Data records
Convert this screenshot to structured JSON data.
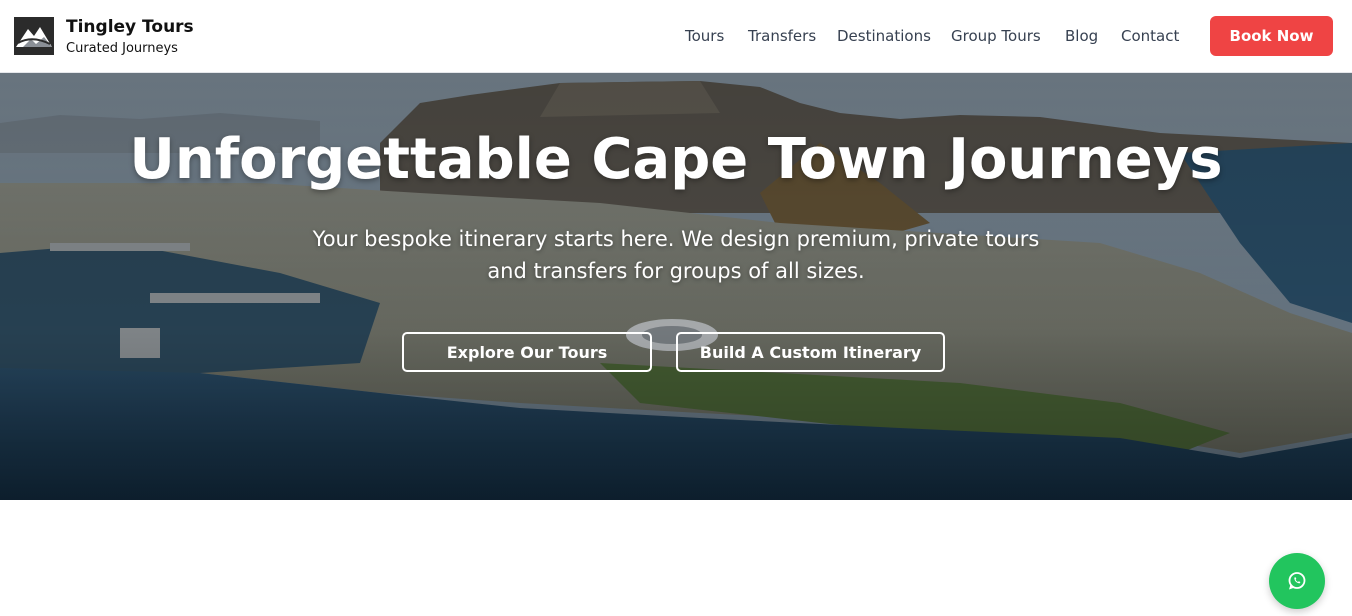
{
  "brand": {
    "name": "Tingley Tours",
    "tagline": "Curated Journeys",
    "logo_icon": "mountain-logo-icon"
  },
  "nav": {
    "items": [
      {
        "label": "Tours"
      },
      {
        "label": "Transfers"
      },
      {
        "label": "Destinations"
      },
      {
        "label": "Group Tours"
      },
      {
        "label": "Blog"
      },
      {
        "label": "Contact"
      }
    ],
    "cta_label": "Book Now"
  },
  "hero": {
    "title": "Unforgettable Cape Town Journeys",
    "subtitle": "Your bespoke itinerary starts here. We design premium, private tours and transfers for groups of all sizes.",
    "primary_button": "Explore Our Tours",
    "secondary_button": "Build A Custom Itinerary"
  },
  "floating": {
    "whatsapp_icon": "whatsapp-icon"
  },
  "colors": {
    "accent": "#ef4444",
    "whatsapp": "#22c55e",
    "nav_text": "#374151"
  }
}
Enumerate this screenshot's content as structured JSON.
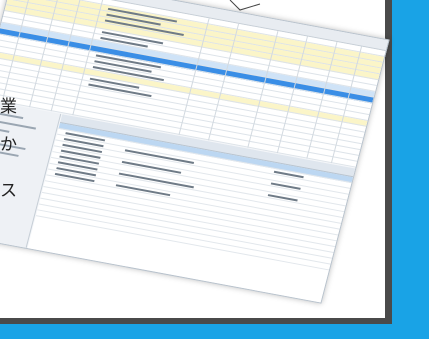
{
  "side_text": {
    "line1": "業",
    "line2": "か",
    "line3": "ス"
  },
  "colors": {
    "accent_blue": "#19a3e6",
    "shadow": "#4a4a4a",
    "row_highlight_yellow": "#fbf5c8",
    "row_selected_blue": "#3a8ee6",
    "toolbar_green": "#5cb85c"
  },
  "screenshot": {
    "description_icon": "spreadsheet-window-icon"
  }
}
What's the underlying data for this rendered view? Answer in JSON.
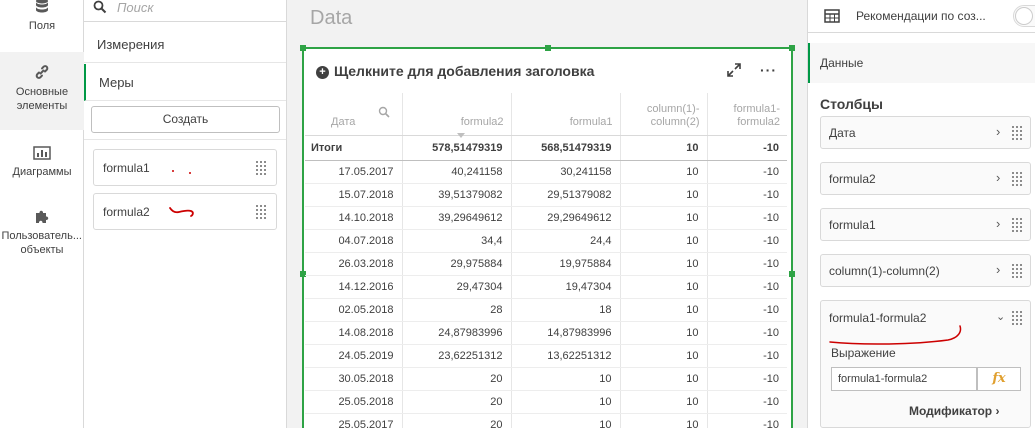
{
  "rail": {
    "fields": "Поля",
    "core_line1": "Основные",
    "core_line2": "элементы",
    "charts": "Диаграммы",
    "custom_line1": "Пользователь...",
    "custom_line2": "объекты"
  },
  "assets": {
    "search_placeholder": "Поиск",
    "dimensions": "Измерения",
    "measures": "Меры",
    "create": "Создать",
    "measure_items": [
      "formula1",
      "formula2"
    ]
  },
  "sheet": {
    "title": "Data",
    "chart_title": "Щелкните для добавления заголовка",
    "more": "···"
  },
  "table": {
    "headers": [
      "Дата",
      "formula2",
      "formula1",
      "column(1)-column(2)",
      "formula1-formula2"
    ],
    "header_lines": [
      [
        "Дата"
      ],
      [
        "formula2"
      ],
      [
        "formula1"
      ],
      [
        "column(1)-",
        "column(2)"
      ],
      [
        "formula1-",
        "formula2"
      ]
    ],
    "totals": [
      "Итоги",
      "578,51479319",
      "568,51479319",
      "10",
      "-10"
    ],
    "rows": [
      [
        "17.05.2017",
        "40,241158",
        "30,241158",
        "10",
        "-10"
      ],
      [
        "15.07.2018",
        "39,51379082",
        "29,51379082",
        "10",
        "-10"
      ],
      [
        "14.10.2018",
        "39,29649612",
        "29,29649612",
        "10",
        "-10"
      ],
      [
        "04.07.2018",
        "34,4",
        "24,4",
        "10",
        "-10"
      ],
      [
        "26.03.2018",
        "29,975884",
        "19,975884",
        "10",
        "-10"
      ],
      [
        "14.12.2016",
        "29,47304",
        "19,47304",
        "10",
        "-10"
      ],
      [
        "02.05.2018",
        "28",
        "18",
        "10",
        "-10"
      ],
      [
        "14.08.2018",
        "24,87983996",
        "14,87983996",
        "10",
        "-10"
      ],
      [
        "24.05.2019",
        "23,62251312",
        "13,62251312",
        "10",
        "-10"
      ],
      [
        "30.05.2018",
        "20",
        "10",
        "10",
        "-10"
      ],
      [
        "25.05.2018",
        "20",
        "10",
        "10",
        "-10"
      ],
      [
        "25.05.2017",
        "20",
        "10",
        "10",
        "-10"
      ]
    ]
  },
  "props": {
    "recommendations": "Рекомендации по соз...",
    "data_tab": "Данные",
    "columns_title": "Столбцы",
    "columns": [
      "Дата",
      "formula2",
      "formula1",
      "column(1)-column(2)"
    ],
    "expanded_column": "formula1-formula2",
    "expression_label": "Выражение",
    "expression_value": "formula1-formula2",
    "fx": "fx",
    "modifier": "Модификатор"
  },
  "colors": {
    "accent_green": "#009845",
    "selection_green": "#2ea345",
    "annotation_red": "#cc0000"
  }
}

Requirement = Copy out every line from the records that has the word "JSON".

Output below =
Convert this screenshot to structured JSON data.
Enumerate this screenshot's content as structured JSON.
What's the underlying data for this rendered view? Answer in JSON.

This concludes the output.